#### Data for this exercise

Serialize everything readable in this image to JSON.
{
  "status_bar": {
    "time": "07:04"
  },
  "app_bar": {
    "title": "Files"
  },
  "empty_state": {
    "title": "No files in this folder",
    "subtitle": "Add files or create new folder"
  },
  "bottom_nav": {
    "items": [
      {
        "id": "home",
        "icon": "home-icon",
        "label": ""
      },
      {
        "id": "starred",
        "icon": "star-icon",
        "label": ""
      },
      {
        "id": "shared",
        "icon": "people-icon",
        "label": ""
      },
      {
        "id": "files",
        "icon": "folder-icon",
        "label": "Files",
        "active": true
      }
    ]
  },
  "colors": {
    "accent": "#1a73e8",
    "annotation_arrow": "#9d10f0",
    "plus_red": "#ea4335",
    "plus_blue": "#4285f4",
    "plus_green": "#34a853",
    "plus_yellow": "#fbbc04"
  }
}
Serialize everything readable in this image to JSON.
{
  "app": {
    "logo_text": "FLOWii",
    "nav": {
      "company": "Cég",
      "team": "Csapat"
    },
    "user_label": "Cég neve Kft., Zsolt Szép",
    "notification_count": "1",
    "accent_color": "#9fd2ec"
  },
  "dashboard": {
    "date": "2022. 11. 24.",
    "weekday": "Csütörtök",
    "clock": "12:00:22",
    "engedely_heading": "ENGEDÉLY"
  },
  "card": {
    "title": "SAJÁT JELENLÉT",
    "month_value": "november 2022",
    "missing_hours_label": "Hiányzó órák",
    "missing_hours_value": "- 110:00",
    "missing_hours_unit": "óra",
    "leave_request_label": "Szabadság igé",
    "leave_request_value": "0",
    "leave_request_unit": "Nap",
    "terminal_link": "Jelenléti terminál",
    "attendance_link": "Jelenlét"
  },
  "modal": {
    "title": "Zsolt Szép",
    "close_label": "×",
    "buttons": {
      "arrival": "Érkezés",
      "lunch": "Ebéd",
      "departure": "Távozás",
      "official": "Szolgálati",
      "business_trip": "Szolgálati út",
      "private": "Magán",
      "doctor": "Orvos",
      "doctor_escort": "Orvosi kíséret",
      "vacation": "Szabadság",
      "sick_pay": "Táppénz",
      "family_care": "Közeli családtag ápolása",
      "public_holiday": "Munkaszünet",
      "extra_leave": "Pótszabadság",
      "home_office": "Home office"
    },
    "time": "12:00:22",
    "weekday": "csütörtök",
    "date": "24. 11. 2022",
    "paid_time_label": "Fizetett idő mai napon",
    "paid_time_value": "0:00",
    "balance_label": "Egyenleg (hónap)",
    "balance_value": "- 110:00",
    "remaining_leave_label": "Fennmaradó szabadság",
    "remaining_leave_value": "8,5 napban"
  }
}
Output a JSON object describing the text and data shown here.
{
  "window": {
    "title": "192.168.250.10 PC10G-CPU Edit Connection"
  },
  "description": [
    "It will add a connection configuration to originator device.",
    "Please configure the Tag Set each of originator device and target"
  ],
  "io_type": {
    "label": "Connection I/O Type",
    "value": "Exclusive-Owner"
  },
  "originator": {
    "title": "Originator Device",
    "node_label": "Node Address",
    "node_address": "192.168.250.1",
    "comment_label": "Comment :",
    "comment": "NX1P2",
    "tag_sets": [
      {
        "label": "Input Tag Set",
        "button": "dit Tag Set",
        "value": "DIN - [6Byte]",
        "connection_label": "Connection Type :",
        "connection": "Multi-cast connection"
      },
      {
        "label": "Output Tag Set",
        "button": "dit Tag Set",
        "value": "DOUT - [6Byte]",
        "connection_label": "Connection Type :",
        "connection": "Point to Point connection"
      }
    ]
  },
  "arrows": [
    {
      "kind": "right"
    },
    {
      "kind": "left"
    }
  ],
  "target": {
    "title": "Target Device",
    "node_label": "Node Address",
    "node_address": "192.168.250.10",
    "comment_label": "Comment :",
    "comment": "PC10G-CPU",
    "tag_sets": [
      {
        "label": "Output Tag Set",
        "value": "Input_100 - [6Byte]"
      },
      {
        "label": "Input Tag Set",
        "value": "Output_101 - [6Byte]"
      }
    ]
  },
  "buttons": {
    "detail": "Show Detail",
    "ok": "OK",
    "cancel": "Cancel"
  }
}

#### Aim
From the line containing "Output a JSON" down to the final line of the data, write out every line exactly; both the first and last of these belong in your answer, and nothing else does.

#### Solution for this task
Output a JSON object describing the text and data shown here.
{
  "window": {
    "title": "192.168.250.10 PC10G-CPU Edit Connection"
  },
  "description": [
    "It will add a connection configuration to originator device.",
    "Please configure the Tag Set each of originator device and target"
  ],
  "io_type": {
    "label": "Connection I/O Type",
    "value": "Exclusive-Owner"
  },
  "originator": {
    "title": "Originator Device",
    "node_label": "Node Address",
    "node_address": "192.168.250.1",
    "comment_label": "Comment :",
    "comment": "NX1P2",
    "tag_sets": [
      {
        "label": "Input Tag Set",
        "button": "dit Tag Set",
        "value": "DIN - [6Byte]",
        "connection_label": "Connection Type :",
        "connection": "Multi-cast connection"
      },
      {
        "label": "Output Tag Set",
        "button": "dit Tag Set",
        "value": "DOUT - [6Byte]",
        "connection_label": "Connection Type :",
        "connection": "Point to Point connection"
      }
    ]
  },
  "arrows": [
    {
      "kind": "right"
    },
    {
      "kind": "left"
    }
  ],
  "target": {
    "title": "Target Device",
    "node_label": "Node Address",
    "node_address": "192.168.250.10",
    "comment_label": "Comment :",
    "comment": "PC10G-CPU",
    "tag_sets": [
      {
        "label": "Output Tag Set",
        "value": "Input_100 - [6Byte]"
      },
      {
        "label": "Input Tag Set",
        "value": "Output_101 - [6Byte]"
      }
    ]
  },
  "buttons": {
    "detail": "Show Detail",
    "ok": "OK",
    "cancel": "Cancel"
  }
}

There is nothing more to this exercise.